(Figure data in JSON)
## begin

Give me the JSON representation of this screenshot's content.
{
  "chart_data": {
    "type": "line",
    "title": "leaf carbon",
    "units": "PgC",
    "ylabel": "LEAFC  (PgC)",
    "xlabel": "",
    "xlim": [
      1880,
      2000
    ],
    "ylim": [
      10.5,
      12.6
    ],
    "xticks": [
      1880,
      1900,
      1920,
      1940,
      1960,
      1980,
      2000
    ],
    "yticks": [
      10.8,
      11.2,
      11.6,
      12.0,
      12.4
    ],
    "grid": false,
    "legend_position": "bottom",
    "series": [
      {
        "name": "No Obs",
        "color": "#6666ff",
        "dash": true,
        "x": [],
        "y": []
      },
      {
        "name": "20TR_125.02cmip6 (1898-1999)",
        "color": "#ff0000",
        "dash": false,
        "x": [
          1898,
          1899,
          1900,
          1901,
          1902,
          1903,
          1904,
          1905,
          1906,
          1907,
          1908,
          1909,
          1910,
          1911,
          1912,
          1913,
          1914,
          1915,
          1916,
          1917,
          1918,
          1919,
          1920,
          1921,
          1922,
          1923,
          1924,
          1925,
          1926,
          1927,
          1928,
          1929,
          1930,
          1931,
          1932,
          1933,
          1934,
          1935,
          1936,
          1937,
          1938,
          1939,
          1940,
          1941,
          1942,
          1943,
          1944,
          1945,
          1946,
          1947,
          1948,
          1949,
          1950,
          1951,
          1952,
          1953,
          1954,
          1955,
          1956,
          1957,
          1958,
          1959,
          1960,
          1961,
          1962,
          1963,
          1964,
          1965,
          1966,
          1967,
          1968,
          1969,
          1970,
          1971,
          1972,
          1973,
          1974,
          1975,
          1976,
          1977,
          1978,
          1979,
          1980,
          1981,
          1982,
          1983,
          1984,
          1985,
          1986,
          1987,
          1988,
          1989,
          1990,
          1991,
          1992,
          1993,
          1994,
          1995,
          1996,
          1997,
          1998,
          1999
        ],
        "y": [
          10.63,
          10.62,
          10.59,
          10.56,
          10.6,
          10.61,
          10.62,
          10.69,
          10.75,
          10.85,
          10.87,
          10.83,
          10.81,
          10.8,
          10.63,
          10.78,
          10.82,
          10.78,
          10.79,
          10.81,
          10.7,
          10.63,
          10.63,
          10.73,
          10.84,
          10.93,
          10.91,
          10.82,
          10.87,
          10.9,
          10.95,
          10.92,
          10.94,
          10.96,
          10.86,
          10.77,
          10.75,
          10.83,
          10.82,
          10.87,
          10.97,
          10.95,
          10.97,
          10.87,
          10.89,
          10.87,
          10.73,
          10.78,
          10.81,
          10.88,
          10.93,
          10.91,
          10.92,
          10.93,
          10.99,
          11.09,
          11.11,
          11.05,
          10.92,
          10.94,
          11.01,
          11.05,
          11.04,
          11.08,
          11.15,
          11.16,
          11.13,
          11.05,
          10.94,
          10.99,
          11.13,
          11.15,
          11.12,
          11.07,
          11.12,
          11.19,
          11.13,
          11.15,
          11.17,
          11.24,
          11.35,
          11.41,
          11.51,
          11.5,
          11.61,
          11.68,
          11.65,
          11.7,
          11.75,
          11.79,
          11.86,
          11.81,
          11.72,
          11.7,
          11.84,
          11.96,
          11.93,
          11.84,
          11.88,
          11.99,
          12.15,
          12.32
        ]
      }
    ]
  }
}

## end

- _STATED EXERCISE_:
In the entries above, how many lines contain the word "name"? Answer with the number only.

- _ANSWER TO THE TASK_:
2